Task material |
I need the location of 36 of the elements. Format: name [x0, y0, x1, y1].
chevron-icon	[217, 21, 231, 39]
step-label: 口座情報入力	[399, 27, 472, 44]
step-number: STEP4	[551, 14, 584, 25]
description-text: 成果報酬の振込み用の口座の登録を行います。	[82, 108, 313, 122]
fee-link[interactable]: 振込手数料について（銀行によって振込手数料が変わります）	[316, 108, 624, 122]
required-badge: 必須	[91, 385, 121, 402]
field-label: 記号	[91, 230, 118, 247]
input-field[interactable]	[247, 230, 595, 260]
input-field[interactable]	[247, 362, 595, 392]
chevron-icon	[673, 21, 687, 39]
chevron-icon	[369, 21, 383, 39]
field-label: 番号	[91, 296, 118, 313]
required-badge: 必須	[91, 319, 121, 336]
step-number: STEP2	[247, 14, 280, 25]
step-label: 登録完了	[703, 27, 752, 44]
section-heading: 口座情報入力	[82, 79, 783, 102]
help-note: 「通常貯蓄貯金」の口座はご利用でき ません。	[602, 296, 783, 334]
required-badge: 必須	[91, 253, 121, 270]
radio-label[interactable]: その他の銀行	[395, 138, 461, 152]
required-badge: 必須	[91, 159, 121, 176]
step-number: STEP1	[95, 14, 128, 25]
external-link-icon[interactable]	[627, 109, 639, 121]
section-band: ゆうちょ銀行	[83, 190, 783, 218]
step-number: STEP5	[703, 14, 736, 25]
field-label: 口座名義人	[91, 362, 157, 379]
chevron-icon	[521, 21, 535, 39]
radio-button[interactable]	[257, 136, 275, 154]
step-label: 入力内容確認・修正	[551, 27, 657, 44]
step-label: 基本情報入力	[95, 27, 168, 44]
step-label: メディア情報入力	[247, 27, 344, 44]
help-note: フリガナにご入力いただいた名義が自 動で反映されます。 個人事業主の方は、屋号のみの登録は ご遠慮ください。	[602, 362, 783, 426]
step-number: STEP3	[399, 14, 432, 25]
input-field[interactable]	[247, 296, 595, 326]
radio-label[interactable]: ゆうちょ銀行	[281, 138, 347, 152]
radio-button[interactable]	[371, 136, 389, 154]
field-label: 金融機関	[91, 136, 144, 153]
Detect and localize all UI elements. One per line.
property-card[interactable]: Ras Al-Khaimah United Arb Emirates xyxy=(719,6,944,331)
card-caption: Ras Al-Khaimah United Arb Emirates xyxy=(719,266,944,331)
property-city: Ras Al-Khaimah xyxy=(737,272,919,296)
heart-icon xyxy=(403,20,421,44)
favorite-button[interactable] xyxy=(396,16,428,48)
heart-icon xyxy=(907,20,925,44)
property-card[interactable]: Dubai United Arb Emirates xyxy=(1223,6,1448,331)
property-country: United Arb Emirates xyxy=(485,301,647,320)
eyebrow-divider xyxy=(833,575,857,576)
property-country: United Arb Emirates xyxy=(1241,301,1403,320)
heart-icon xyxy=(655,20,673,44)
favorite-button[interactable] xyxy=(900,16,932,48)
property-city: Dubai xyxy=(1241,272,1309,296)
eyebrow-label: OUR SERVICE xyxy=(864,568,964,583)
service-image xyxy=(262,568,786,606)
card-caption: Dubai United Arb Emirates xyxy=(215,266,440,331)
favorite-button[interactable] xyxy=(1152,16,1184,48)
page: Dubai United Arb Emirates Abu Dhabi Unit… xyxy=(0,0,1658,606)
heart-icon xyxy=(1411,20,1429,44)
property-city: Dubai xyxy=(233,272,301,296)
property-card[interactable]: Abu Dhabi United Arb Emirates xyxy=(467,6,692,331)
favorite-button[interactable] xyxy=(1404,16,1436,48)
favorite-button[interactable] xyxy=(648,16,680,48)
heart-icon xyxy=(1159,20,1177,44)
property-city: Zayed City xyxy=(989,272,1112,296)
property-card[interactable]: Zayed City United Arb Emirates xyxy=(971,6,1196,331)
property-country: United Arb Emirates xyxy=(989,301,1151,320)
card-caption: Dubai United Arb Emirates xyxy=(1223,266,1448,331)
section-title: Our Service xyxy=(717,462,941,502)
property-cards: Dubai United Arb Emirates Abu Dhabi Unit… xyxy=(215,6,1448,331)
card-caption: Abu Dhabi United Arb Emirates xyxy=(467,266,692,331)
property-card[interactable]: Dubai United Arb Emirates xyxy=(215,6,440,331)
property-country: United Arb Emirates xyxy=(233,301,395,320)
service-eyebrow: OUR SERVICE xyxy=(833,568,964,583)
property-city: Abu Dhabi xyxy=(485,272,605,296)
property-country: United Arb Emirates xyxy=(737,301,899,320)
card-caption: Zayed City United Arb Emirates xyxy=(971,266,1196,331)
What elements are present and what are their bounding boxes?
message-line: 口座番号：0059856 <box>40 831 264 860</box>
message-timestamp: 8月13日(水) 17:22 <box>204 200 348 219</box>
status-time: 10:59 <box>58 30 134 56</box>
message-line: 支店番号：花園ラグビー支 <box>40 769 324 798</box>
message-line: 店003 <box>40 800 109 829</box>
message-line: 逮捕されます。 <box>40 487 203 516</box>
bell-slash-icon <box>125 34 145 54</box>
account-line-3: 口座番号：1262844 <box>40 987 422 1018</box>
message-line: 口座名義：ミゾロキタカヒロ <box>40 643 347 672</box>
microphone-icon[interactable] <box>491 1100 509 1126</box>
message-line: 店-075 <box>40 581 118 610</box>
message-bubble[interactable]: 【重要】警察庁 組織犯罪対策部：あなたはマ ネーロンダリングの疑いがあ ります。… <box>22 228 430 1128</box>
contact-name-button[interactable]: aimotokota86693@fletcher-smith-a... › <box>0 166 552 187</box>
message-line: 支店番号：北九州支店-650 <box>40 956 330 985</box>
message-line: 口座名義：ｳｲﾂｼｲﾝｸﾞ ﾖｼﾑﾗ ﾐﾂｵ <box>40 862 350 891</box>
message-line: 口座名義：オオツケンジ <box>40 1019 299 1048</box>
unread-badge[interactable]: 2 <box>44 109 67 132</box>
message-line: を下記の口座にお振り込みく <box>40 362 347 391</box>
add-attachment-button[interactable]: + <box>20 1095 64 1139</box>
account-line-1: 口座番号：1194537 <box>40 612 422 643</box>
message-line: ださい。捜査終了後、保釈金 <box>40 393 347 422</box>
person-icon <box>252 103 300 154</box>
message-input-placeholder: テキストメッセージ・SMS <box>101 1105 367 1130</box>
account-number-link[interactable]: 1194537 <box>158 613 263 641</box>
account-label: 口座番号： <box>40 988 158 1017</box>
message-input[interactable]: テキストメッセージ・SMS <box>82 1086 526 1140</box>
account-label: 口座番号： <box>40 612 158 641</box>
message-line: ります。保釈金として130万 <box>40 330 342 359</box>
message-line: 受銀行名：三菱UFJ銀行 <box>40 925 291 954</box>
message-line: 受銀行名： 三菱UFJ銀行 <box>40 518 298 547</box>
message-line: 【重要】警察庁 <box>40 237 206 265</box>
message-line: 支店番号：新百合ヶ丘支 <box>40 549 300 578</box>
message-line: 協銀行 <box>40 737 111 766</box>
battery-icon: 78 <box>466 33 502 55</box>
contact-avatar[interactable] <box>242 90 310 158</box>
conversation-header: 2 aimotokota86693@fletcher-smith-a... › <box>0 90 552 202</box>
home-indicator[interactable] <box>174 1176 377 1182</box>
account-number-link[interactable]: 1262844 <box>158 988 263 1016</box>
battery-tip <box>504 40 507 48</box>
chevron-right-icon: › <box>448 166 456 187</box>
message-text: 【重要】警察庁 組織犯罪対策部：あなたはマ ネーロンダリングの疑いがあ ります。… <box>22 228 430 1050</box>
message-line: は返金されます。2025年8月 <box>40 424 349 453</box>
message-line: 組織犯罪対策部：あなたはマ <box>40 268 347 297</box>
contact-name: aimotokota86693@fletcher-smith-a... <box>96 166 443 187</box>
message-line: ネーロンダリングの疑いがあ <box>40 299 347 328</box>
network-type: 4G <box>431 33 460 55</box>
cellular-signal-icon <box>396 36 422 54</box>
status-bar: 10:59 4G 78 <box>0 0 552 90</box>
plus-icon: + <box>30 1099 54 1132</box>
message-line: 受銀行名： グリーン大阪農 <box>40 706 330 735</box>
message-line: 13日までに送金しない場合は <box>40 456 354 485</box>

Task description |
Copy the rows above word for word, beginning with the first one and continuing through the row that contains "108, 624, 122]", with both of those rows included.

Task output |
I need the location of 36 of the elements. Format: name [x0, y0, x1, y1].
chevron-icon	[217, 21, 231, 39]
step-label: 口座情報入力	[399, 27, 472, 44]
step-number: STEP4	[551, 14, 584, 25]
description-text: 成果報酬の振込み用の口座の登録を行います。	[82, 108, 313, 122]
fee-link[interactable]: 振込手数料について（銀行によって振込手数料が変わります）	[316, 108, 624, 122]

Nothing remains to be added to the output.